→ **STORED ROWS**:
* * * * * * * * *
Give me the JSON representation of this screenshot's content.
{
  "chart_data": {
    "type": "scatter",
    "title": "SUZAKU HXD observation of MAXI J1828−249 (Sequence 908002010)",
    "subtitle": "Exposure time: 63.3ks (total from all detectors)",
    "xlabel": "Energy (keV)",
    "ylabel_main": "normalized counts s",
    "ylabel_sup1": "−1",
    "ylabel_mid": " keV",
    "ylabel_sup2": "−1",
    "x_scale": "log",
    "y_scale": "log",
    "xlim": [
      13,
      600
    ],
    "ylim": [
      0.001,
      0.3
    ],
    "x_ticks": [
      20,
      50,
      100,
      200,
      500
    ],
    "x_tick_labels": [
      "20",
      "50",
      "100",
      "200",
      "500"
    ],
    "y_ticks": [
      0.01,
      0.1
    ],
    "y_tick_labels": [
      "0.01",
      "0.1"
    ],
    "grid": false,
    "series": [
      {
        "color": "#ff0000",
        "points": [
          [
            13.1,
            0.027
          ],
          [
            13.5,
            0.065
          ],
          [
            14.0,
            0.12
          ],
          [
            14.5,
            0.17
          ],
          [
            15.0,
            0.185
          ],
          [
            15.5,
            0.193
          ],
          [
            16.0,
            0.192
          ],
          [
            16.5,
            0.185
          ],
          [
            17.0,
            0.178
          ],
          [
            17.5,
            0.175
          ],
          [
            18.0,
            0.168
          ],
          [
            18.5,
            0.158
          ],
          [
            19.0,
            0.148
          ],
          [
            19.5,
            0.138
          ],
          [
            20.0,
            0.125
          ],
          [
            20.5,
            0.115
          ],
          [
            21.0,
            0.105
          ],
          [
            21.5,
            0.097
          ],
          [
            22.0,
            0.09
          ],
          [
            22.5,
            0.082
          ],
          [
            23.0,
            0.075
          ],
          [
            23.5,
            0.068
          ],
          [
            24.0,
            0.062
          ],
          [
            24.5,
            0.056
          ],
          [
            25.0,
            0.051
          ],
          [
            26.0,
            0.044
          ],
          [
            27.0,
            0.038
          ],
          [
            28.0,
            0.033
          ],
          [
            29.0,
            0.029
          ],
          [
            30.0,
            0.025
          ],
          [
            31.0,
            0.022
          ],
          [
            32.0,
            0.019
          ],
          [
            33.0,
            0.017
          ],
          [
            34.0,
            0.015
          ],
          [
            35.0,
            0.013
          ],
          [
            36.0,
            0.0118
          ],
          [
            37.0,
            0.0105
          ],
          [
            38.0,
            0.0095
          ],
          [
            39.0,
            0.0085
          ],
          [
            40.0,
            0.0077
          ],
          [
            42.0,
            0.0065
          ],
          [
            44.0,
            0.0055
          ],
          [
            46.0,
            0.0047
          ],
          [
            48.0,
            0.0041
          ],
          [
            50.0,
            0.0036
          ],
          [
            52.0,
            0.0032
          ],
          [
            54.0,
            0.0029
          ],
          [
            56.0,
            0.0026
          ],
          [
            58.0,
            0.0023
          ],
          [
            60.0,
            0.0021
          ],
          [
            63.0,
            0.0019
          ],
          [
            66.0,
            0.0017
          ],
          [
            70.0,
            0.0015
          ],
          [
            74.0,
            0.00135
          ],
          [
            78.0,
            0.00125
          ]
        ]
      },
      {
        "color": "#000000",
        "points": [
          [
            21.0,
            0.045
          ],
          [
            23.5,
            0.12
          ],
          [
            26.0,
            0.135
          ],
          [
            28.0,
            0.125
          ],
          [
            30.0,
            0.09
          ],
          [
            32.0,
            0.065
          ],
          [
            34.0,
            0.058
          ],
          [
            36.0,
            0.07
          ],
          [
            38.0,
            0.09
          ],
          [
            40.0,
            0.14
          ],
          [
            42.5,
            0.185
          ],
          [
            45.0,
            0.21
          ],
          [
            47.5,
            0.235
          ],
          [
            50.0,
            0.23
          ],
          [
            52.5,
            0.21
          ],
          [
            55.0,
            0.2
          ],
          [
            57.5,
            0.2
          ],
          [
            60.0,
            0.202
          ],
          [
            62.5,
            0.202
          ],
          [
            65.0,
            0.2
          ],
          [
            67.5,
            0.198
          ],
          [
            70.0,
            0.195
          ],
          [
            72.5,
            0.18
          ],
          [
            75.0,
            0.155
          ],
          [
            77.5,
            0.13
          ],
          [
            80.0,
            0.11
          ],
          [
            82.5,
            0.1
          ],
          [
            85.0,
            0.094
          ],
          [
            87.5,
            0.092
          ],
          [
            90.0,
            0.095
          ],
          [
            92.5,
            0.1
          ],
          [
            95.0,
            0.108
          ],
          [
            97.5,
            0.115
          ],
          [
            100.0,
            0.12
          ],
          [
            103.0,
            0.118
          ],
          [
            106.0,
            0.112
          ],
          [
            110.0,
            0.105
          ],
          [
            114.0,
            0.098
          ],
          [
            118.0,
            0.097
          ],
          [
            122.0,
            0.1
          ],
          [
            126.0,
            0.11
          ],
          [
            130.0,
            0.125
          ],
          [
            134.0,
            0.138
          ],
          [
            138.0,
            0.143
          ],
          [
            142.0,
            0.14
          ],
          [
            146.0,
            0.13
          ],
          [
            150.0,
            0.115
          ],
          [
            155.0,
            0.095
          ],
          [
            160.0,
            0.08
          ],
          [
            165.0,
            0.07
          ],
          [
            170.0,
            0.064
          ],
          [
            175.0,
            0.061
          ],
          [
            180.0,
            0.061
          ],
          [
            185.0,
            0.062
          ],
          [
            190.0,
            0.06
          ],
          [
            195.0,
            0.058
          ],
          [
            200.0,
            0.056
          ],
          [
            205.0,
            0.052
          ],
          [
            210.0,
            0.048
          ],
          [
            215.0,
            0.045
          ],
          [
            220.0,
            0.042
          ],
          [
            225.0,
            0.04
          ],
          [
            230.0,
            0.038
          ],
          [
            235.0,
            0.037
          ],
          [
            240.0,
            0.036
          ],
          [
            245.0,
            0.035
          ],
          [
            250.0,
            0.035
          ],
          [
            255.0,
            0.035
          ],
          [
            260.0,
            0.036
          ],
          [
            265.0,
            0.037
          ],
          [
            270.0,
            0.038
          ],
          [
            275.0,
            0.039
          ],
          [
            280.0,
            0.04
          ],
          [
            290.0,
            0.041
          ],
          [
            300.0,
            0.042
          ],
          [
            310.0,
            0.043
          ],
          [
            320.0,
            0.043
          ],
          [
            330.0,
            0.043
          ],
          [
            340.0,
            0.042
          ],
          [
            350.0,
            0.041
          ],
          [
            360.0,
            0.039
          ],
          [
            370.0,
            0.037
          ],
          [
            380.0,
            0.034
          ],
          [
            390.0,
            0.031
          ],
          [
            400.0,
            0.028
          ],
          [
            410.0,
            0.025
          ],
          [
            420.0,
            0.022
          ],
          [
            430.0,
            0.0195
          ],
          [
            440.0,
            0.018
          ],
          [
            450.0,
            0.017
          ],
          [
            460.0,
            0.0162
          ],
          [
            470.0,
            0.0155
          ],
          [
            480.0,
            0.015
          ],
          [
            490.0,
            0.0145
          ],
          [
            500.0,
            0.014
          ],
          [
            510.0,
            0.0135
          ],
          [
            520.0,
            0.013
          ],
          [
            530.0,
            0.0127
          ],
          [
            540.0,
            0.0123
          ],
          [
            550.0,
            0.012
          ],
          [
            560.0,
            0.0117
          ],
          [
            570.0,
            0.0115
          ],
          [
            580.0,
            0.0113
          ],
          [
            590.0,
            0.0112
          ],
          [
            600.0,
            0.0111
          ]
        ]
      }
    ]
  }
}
* * * * * * * * *
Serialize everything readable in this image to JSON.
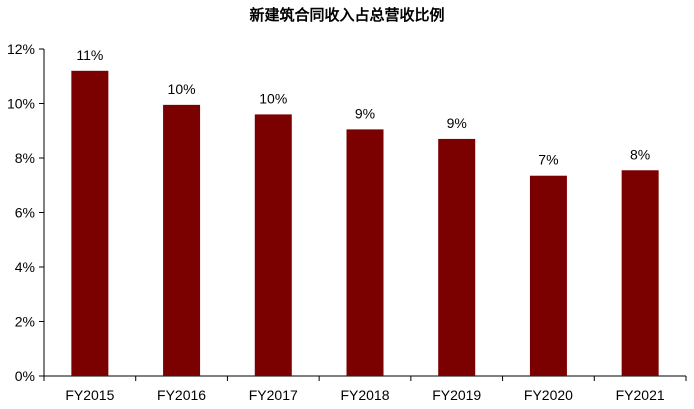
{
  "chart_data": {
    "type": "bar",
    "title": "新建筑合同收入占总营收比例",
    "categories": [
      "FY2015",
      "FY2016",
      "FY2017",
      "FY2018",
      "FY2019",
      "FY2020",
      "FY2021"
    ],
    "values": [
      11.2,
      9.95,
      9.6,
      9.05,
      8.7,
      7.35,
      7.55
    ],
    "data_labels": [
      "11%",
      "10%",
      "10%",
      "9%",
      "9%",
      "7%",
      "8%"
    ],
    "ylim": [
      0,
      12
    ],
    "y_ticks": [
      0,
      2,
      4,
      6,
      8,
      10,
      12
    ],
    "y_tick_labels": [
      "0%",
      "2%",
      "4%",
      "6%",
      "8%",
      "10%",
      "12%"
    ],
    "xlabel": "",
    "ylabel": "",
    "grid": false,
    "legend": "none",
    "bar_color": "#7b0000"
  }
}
* * * * * * * * *
→ **GOAL OF THE EXERCISE**: Where a line above holds the string "JSON", show that line.

→ **PROBLEM SOLUTION**:
Give me the JSON representation of this screenshot's content.
Serialize everything readable in this image to JSON.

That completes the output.